Below are records to repeat exactly. Omit the pictures from the copy.
>> start DATA SECTION
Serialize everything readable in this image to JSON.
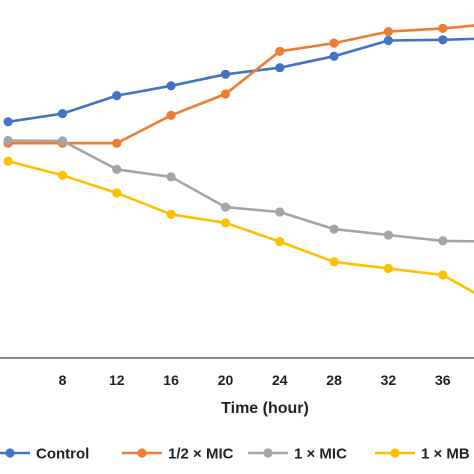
{
  "chart_data": {
    "type": "line",
    "title": "",
    "xlabel": "Time (hour)",
    "ylabel": "",
    "x": [
      4,
      8,
      12,
      16,
      20,
      24,
      28,
      32,
      36,
      40
    ],
    "x_ticks": [
      "8",
      "12",
      "16",
      "20",
      "24",
      "28",
      "32",
      "36"
    ],
    "xlim": [
      3.4,
      38.3
    ],
    "ylim": [
      0,
      100
    ],
    "grid": false,
    "legend": "bottom",
    "series": [
      {
        "name": "Control",
        "color": "#4472C4",
        "values": [
          72,
          74.5,
          80,
          83,
          86.5,
          88.5,
          92,
          96.8,
          97,
          97.5
        ]
      },
      {
        "name": "1/2 × MIC",
        "color": "#ED7D31",
        "values": [
          65.5,
          65.5,
          65.5,
          74,
          80.5,
          93.5,
          96,
          99.5,
          100.5,
          102
        ]
      },
      {
        "name": "1 × MIC",
        "color": "#A5A5A5",
        "values": [
          66.3,
          66.2,
          57.5,
          55.2,
          46,
          44.5,
          39.3,
          37.5,
          35.7,
          35.5
        ]
      },
      {
        "name": "1 × MB",
        "color": "#FFC000",
        "values": [
          60,
          55.7,
          50.3,
          43.8,
          41.2,
          35.5,
          29.3,
          27.3,
          25.3,
          16
        ]
      }
    ]
  }
}
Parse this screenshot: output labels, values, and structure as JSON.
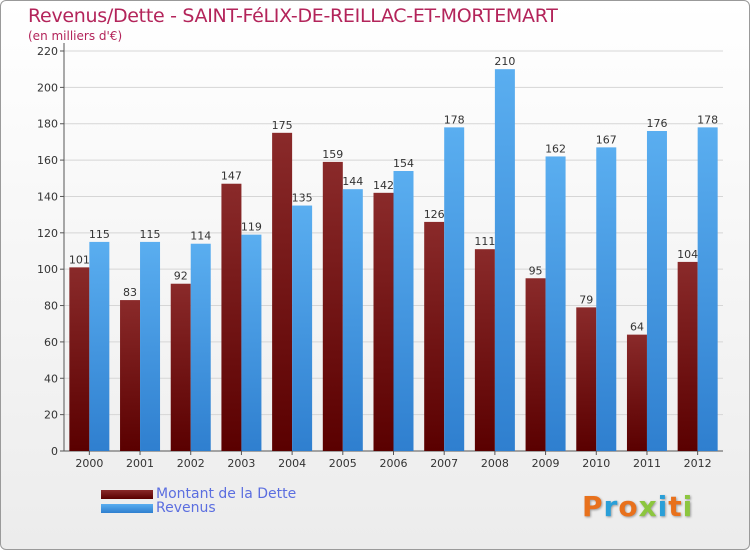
{
  "header": {
    "title": "Revenus/Dette - SAINT-FéLIX-DE-REILLAC-ET-MORTEMART",
    "subtitle": "(en milliers d'€)"
  },
  "legend": {
    "debt_label": "Montant de la Dette",
    "revenue_label": "Revenus"
  },
  "logo": {
    "text": "Proxiti"
  },
  "colors": {
    "debt_top": "#8a2a2a",
    "debt_bottom": "#5a0000",
    "revenue_top": "#5aaef0",
    "revenue_bottom": "#2f7fcf",
    "title": "#b3245a",
    "legend_text": "#5b6ee0"
  },
  "chart_data": {
    "type": "bar",
    "title": "Revenus/Dette - SAINT-FéLIX-DE-REILLAC-ET-MORTEMART",
    "ylabel": "(en milliers d'€)",
    "xlabel": "",
    "ylim": [
      0,
      220
    ],
    "yticks": [
      0,
      20,
      40,
      60,
      80,
      100,
      120,
      140,
      160,
      180,
      200,
      220
    ],
    "grid": true,
    "legend_position": "bottom-left",
    "categories": [
      "2000",
      "2001",
      "2002",
      "2003",
      "2004",
      "2005",
      "2006",
      "2007",
      "2008",
      "2009",
      "2010",
      "2011",
      "2012"
    ],
    "series": [
      {
        "name": "Montant de la Dette",
        "values": [
          101,
          83,
          92,
          147,
          175,
          159,
          142,
          126,
          111,
          95,
          79,
          64,
          104
        ]
      },
      {
        "name": "Revenus",
        "values": [
          115,
          115,
          114,
          119,
          135,
          144,
          154,
          178,
          210,
          162,
          167,
          176,
          178
        ]
      }
    ]
  }
}
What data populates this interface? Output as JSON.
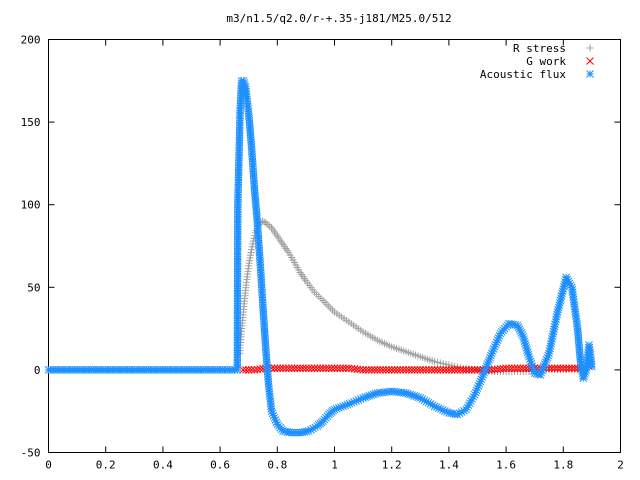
>> end DATA SECTION
• **THE OUTPUT**
Serialize everything readable in this image to JSON.
{
  "chart_data": {
    "type": "line",
    "title": "",
    "xlabel": "Time (hour)",
    "ylabel": "",
    "x": [
      4,
      8,
      12,
      16,
      20,
      24,
      28,
      32,
      36,
      40
    ],
    "x_ticks": [
      "8",
      "12",
      "16",
      "20",
      "24",
      "28",
      "32",
      "36"
    ],
    "xlim": [
      3.4,
      38.3
    ],
    "ylim": [
      0,
      100
    ],
    "grid": false,
    "legend": "bottom",
    "series": [
      {
        "name": "Control",
        "color": "#4472C4",
        "values": [
          72,
          74.5,
          80,
          83,
          86.5,
          88.5,
          92,
          96.8,
          97,
          97.5
        ]
      },
      {
        "name": "1/2 × MIC",
        "color": "#ED7D31",
        "values": [
          65.5,
          65.5,
          65.5,
          74,
          80.5,
          93.5,
          96,
          99.5,
          100.5,
          102
        ]
      },
      {
        "name": "1 × MIC",
        "color": "#A5A5A5",
        "values": [
          66.3,
          66.2,
          57.5,
          55.2,
          46,
          44.5,
          39.3,
          37.5,
          35.7,
          35.5
        ]
      },
      {
        "name": "1 × MB",
        "color": "#FFC000",
        "values": [
          60,
          55.7,
          50.3,
          43.8,
          41.2,
          35.5,
          29.3,
          27.3,
          25.3,
          16
        ]
      }
    ]
  }
}
Parse this screenshot: output labels, values, and structure as JSON.
{
  "header": {
    "title": "Revenus/Dette - SAINT-FéLIX-DE-REILLAC-ET-MORTEMART",
    "subtitle": "(en milliers d'€)"
  },
  "legend": {
    "debt_label": "Montant de la Dette",
    "revenue_label": "Revenus"
  },
  "logo": {
    "text": "Proxiti"
  },
  "colors": {
    "debt_top": "#8a2a2a",
    "debt_bottom": "#5a0000",
    "revenue_top": "#5aaef0",
    "revenue_bottom": "#2f7fcf",
    "title": "#b3245a",
    "legend_text": "#5b6ee0"
  },
  "chart_data": {
    "type": "bar",
    "title": "Revenus/Dette - SAINT-FéLIX-DE-REILLAC-ET-MORTEMART",
    "ylabel": "(en milliers d'€)",
    "xlabel": "",
    "ylim": [
      0,
      220
    ],
    "yticks": [
      0,
      20,
      40,
      60,
      80,
      100,
      120,
      140,
      160,
      180,
      200,
      220
    ],
    "grid": true,
    "legend_position": "bottom-left",
    "categories": [
      "2000",
      "2001",
      "2002",
      "2003",
      "2004",
      "2005",
      "2006",
      "2007",
      "2008",
      "2009",
      "2010",
      "2011",
      "2012"
    ],
    "series": [
      {
        "name": "Montant de la Dette",
        "values": [
          101,
          83,
          92,
          147,
          175,
          159,
          142,
          126,
          111,
          95,
          79,
          64,
          104
        ]
      },
      {
        "name": "Revenus",
        "values": [
          115,
          115,
          114,
          119,
          135,
          144,
          154,
          178,
          210,
          162,
          167,
          176,
          178
        ]
      }
    ]
  }
}
What data populates this interface? Output as JSON.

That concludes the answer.